── RECORDS FOR THE EXERCISE ──

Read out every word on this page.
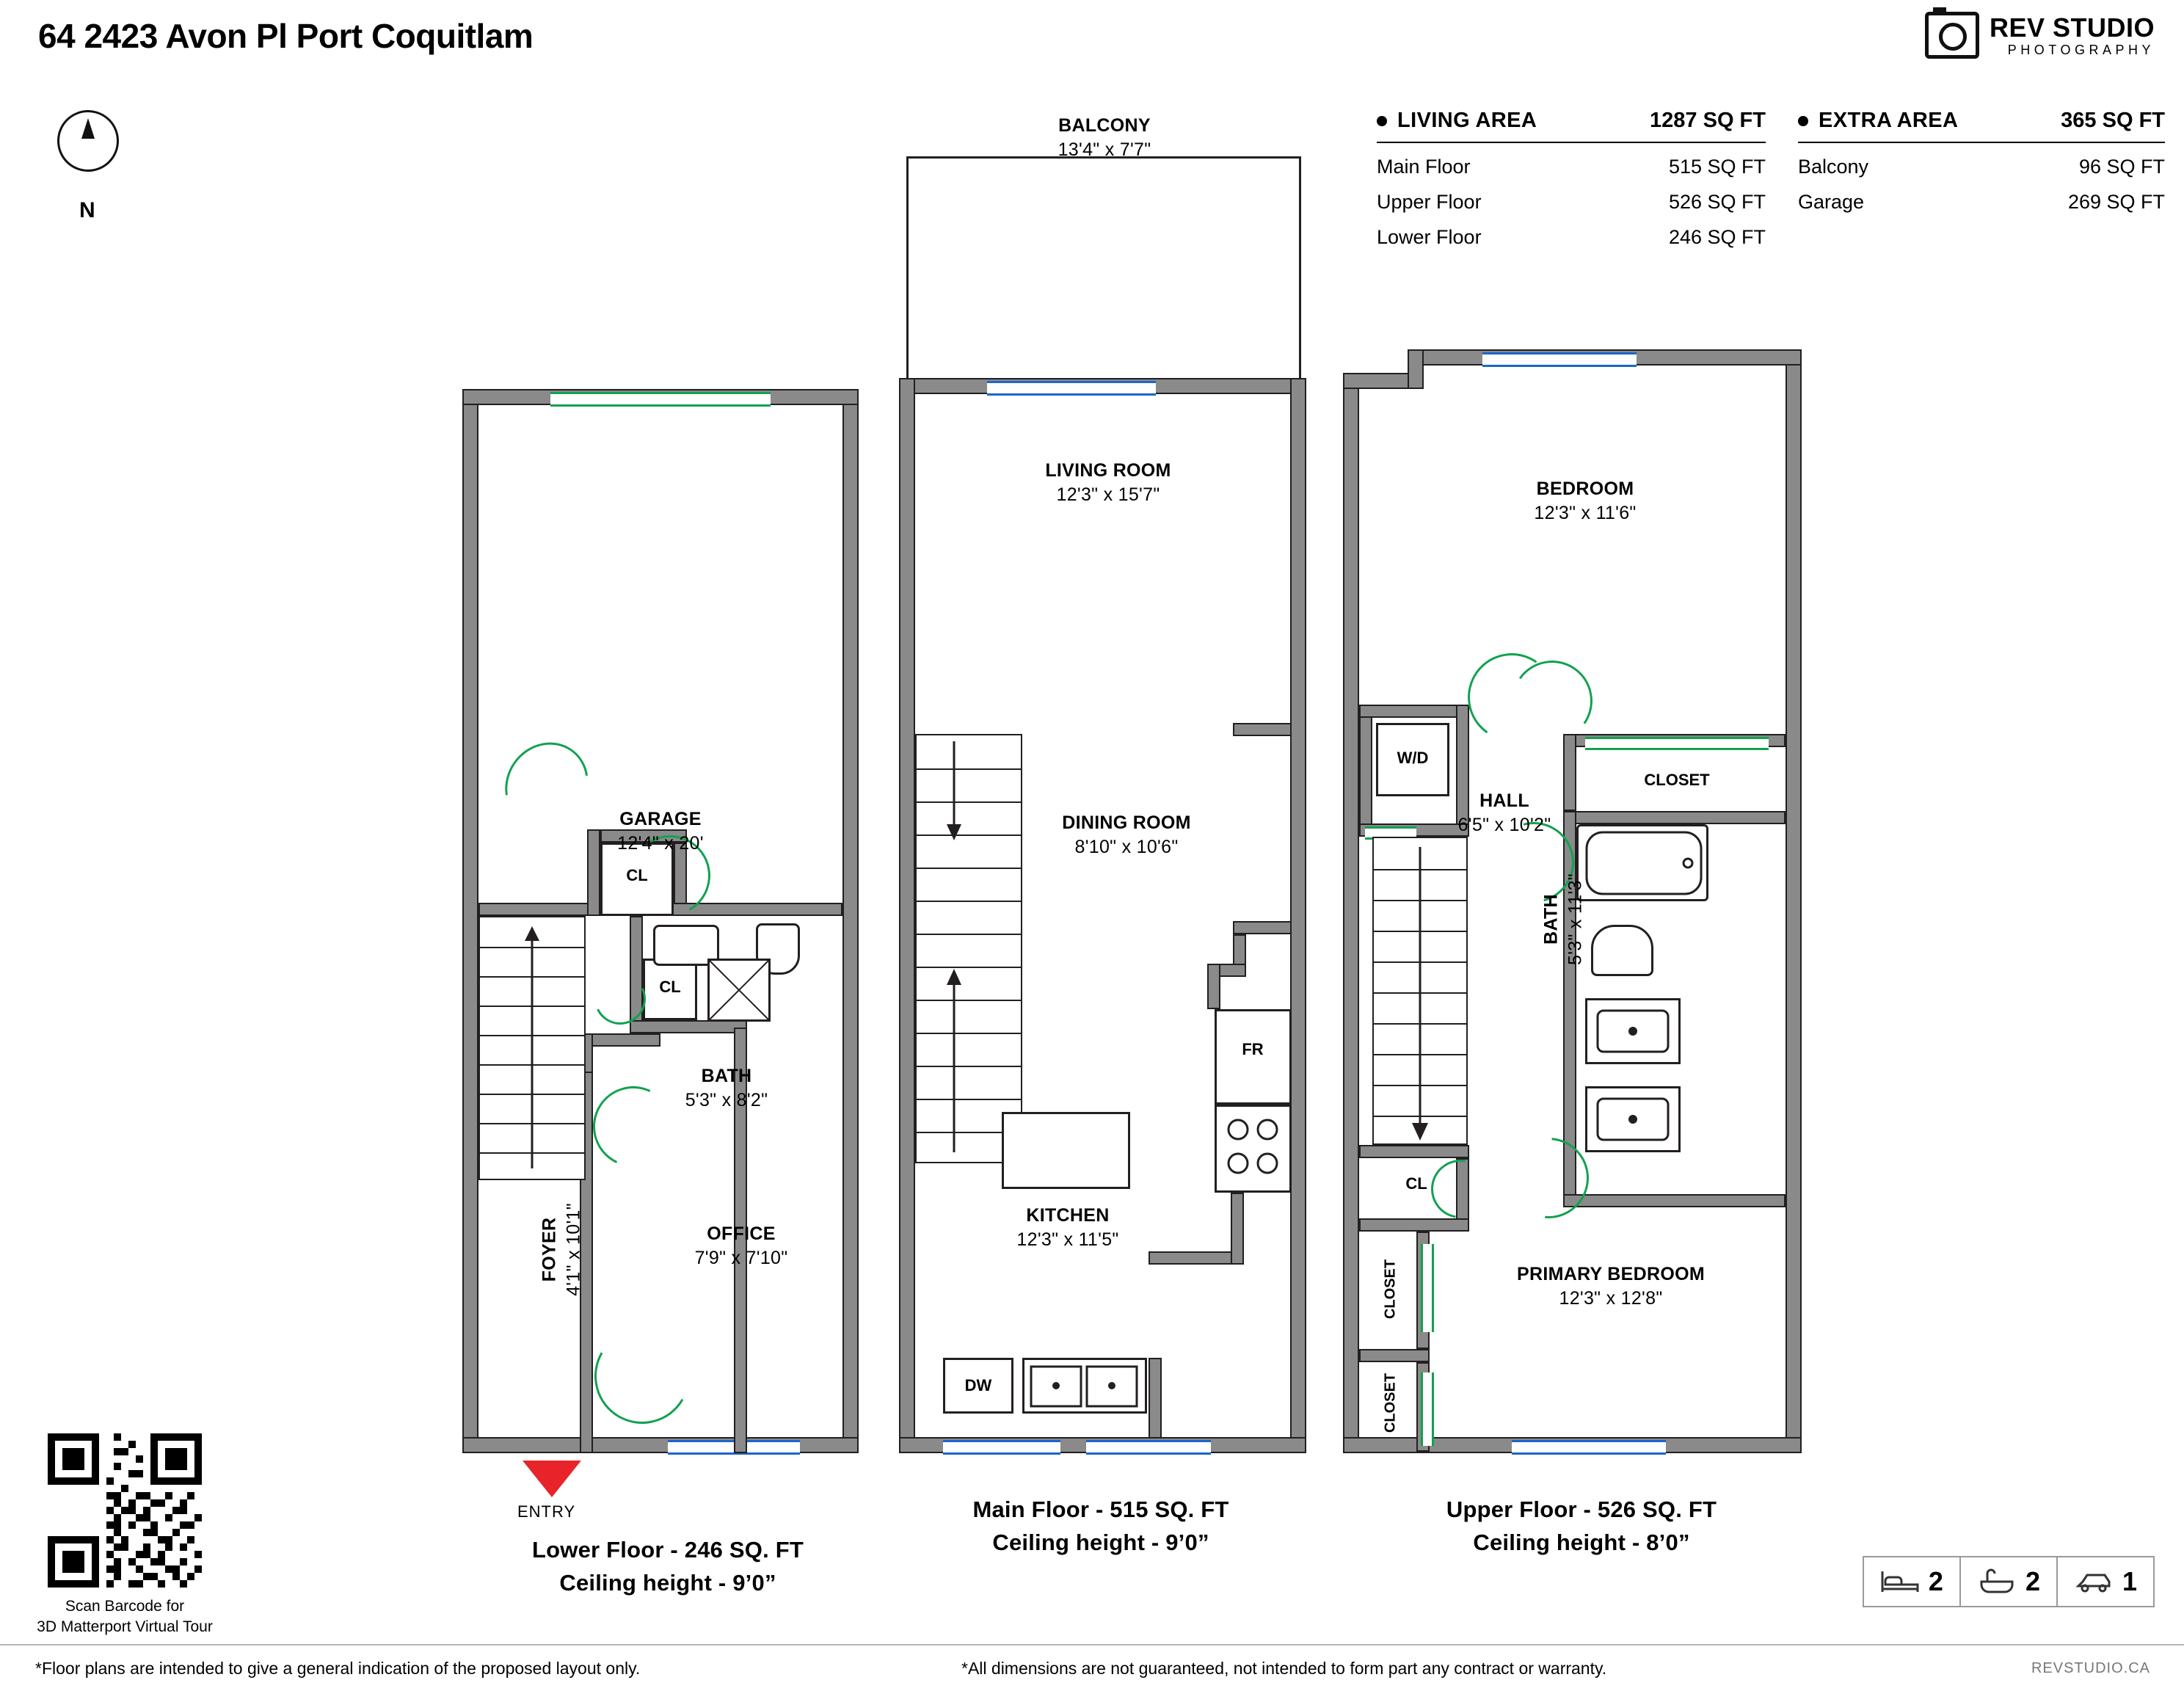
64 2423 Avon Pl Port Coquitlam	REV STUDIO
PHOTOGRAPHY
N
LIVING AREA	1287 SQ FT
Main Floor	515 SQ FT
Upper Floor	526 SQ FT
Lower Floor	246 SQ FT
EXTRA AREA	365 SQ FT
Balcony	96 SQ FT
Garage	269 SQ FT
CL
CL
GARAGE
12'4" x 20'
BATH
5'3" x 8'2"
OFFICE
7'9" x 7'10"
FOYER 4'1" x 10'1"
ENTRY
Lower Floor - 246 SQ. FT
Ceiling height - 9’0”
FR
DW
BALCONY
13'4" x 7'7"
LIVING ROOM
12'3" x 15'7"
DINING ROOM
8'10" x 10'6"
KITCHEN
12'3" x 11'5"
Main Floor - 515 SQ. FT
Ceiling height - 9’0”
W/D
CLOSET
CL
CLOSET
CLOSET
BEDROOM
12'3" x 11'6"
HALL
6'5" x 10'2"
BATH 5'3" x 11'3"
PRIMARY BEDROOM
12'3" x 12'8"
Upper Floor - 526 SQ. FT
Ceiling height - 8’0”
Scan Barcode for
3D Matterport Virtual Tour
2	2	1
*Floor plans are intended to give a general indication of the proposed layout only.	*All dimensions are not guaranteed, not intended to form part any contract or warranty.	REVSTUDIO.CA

───

EXERCISE BRIEF: Restate each line of the records exactly; pictures do not belong in the copy.

SOLUTION TO THIS EXERCISE:
Read out every word on this page.
64 2423 Avon Pl Port Coquitlam	REV STUDIO
PHOTOGRAPHY
N
LIVING AREA	1287 SQ FT
Main Floor	515 SQ FT
Upper Floor	526 SQ FT
Lower Floor	246 SQ FT
EXTRA AREA	365 SQ FT
Balcony	96 SQ FT
Garage	269 SQ FT
CL
CL
GARAGE
12'4" x 20'
BATH
5'3" x 8'2"
OFFICE
7'9" x 7'10"
FOYER 4'1" x 10'1"
ENTRY
Lower Floor - 246 SQ. FT
Ceiling height - 9’0”
FR
DW
BALCONY
13'4" x 7'7"
LIVING ROOM
12'3" x 15'7"
DINING ROOM
8'10" x 10'6"
KITCHEN
12'3" x 11'5"
Main Floor - 515 SQ. FT
Ceiling height - 9’0”
W/D
CLOSET
CL
CLOSET
CLOSET
BEDROOM
12'3" x 11'6"
HALL
6'5" x 10'2"
BATH 5'3" x 11'3"
PRIMARY BEDROOM
12'3" x 12'8"
Upper Floor - 526 SQ. FT
Ceiling height - 8’0”
Scan Barcode for
3D Matterport Virtual Tour
2	2	1
*Floor plans are intended to give a general indication of the proposed layout only.	*All dimensions are not guaranteed, not intended to form part any contract or warranty.	REVSTUDIO.CA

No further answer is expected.